## Material to process:
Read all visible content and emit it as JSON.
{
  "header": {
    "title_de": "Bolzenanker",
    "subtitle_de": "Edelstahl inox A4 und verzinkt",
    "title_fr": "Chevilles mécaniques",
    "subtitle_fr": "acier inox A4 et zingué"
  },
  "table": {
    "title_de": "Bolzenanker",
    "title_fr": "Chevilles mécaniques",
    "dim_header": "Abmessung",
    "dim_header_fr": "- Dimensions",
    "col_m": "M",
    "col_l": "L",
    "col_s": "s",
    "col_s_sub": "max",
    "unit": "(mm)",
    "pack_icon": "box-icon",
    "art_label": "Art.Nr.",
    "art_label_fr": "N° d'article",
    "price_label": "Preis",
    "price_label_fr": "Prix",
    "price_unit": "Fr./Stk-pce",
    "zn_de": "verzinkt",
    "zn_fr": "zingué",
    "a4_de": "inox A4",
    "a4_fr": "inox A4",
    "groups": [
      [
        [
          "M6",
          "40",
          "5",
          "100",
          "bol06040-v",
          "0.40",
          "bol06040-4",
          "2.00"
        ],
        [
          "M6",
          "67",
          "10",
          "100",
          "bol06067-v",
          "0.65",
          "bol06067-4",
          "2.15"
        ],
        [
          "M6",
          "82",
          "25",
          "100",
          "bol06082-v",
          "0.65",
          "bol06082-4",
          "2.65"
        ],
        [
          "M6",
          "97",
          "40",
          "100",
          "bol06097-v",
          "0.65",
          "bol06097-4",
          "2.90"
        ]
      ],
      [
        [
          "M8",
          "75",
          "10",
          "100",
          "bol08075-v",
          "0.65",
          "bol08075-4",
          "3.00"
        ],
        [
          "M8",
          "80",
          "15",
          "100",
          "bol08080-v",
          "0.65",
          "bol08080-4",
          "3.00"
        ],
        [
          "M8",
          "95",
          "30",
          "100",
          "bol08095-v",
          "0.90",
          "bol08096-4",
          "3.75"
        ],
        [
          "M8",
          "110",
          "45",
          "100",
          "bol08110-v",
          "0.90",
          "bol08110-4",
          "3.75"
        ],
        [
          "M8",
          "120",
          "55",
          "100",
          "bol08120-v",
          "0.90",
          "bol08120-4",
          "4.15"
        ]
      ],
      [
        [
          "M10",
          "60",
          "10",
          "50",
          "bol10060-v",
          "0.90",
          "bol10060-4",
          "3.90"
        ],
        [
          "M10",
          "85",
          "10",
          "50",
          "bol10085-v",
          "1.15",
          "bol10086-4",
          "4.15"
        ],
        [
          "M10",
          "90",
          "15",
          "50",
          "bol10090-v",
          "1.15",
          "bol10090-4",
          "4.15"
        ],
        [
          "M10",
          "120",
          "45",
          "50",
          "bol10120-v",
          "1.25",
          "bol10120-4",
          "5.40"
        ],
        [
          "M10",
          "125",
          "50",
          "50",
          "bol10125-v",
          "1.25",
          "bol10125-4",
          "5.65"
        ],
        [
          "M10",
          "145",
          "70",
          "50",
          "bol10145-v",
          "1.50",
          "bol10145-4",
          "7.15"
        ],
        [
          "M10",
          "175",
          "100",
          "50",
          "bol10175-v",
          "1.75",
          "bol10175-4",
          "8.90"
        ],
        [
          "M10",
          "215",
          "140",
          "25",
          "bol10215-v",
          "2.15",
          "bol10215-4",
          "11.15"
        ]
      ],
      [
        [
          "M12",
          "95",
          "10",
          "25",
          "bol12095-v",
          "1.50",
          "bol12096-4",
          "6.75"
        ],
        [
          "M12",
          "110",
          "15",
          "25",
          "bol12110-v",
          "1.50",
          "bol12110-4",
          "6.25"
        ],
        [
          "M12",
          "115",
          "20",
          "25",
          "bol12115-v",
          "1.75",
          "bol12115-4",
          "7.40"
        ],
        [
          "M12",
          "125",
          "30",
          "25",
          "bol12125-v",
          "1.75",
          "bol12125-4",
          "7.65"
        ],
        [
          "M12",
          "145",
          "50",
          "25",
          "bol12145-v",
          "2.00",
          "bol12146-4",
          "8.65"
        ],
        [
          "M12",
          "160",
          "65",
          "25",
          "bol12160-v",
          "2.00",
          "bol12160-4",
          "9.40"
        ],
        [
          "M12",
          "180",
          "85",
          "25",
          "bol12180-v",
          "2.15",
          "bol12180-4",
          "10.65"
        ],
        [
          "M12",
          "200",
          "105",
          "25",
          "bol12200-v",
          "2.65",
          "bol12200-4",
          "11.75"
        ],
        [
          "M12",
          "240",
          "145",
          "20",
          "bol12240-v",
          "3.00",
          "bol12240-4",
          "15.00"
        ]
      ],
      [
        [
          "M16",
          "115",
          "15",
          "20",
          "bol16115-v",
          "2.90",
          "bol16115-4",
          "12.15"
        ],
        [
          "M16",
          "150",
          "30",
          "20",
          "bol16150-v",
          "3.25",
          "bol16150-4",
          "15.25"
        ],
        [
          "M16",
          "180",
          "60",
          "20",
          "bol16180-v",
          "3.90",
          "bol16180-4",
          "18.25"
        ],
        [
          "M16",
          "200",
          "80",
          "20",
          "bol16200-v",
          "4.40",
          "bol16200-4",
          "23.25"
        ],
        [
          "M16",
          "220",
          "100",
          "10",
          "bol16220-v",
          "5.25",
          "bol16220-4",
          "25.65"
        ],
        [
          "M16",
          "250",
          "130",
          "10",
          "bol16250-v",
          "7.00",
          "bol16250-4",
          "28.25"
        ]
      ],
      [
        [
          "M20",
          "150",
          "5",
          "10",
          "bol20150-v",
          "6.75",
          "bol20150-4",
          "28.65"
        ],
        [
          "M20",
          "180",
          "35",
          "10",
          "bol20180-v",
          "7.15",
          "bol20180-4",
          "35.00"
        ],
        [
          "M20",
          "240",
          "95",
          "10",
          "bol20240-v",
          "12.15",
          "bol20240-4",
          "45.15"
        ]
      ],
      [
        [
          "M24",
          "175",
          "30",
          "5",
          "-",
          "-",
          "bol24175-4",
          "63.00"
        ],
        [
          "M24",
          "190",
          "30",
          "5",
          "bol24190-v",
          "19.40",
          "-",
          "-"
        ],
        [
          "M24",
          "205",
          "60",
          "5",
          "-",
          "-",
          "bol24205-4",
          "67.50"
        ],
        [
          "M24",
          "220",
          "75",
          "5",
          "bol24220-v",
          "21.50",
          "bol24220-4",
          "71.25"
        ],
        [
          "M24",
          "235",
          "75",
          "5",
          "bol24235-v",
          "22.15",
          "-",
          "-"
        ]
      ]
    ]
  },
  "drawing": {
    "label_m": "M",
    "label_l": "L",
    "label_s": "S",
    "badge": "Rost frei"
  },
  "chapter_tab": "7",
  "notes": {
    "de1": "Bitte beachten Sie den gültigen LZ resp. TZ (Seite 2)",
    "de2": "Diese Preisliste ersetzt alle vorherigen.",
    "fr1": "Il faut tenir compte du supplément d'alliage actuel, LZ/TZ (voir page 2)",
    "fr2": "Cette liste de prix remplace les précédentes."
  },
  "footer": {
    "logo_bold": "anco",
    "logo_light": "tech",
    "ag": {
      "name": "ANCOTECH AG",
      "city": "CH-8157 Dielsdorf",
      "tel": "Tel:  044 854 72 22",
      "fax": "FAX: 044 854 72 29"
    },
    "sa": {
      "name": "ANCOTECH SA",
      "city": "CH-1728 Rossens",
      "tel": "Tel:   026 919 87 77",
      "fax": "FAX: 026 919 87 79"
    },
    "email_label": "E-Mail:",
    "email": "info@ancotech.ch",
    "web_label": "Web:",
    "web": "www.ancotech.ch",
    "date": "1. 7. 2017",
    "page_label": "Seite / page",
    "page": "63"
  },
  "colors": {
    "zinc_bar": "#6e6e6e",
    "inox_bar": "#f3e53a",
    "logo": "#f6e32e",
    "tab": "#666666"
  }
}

## Job:
Report how many lines of the listing hold the string "page", giving only the number.

## Result of this exercise:
3